## Exercise prompt
Can you write out the whole listing exactly?

## Records for the task

□ □ □ □ □

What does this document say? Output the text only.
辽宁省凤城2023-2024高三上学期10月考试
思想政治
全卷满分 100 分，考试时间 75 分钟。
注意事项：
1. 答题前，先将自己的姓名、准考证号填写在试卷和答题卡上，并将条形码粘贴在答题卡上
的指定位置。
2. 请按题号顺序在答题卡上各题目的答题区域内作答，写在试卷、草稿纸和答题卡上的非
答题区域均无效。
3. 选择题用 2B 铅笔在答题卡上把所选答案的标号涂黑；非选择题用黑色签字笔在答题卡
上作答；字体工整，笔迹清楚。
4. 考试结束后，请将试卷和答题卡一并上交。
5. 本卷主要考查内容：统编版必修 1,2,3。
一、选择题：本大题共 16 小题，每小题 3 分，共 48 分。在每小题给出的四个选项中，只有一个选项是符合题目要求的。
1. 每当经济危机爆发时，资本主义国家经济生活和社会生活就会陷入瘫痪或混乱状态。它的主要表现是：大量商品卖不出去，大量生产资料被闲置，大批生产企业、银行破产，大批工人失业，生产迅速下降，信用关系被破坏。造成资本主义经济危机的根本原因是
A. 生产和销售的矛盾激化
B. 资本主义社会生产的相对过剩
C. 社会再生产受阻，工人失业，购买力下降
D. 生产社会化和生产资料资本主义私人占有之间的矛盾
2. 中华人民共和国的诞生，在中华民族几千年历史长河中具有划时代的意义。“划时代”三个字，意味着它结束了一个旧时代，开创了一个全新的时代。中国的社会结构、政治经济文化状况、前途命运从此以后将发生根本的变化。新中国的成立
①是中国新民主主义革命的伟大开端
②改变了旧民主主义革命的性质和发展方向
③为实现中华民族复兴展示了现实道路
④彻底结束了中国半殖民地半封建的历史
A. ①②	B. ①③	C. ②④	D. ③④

□ □ □ □ □

## Result of this task
What does this document say? Output the text only.
辽宁省凤城2023-2024高三上学期10月考试
思想政治
全卷满分 100 分，考试时间 75 分钟。
注意事项：
1. 答题前，先将自己的姓名、准考证号填写在试卷和答题卡上，并将条形码粘贴在答题卡上
的指定位置。
2. 请按题号顺序在答题卡上各题目的答题区域内作答，写在试卷、草稿纸和答题卡上的非
答题区域均无效。
3. 选择题用 2B 铅笔在答题卡上把所选答案的标号涂黑；非选择题用黑色签字笔在答题卡
上作答；字体工整，笔迹清楚。
4. 考试结束后，请将试卷和答题卡一并上交。
5. 本卷主要考查内容：统编版必修 1,2,3。
一、选择题：本大题共 16 小题，每小题 3 分，共 48 分。在每小题给出的四个选项中，只有一个选项是符合题目要求的。
1. 每当经济危机爆发时，资本主义国家经济生活和社会生活就会陷入瘫痪或混乱状态。它的主要表现是：大量商品卖不出去，大量生产资料被闲置，大批生产企业、银行破产，大批工人失业，生产迅速下降，信用关系被破坏。造成资本主义经济危机的根本原因是
A. 生产和销售的矛盾激化
B. 资本主义社会生产的相对过剩
C. 社会再生产受阻，工人失业，购买力下降
D. 生产社会化和生产资料资本主义私人占有之间的矛盾
2. 中华人民共和国的诞生，在中华民族几千年历史长河中具有划时代的意义。“划时代”三个字，意味着它结束了一个旧时代，开创了一个全新的时代。中国的社会结构、政治经济文化状况、前途命运从此以后将发生根本的变化。新中国的成立
①是中国新民主主义革命的伟大开端
②改变了旧民主主义革命的性质和发展方向
③为实现中华民族复兴展示了现实道路
④彻底结束了中国半殖民地半封建的历史
A. ①②	B. ①③	C. ②④	D. ③④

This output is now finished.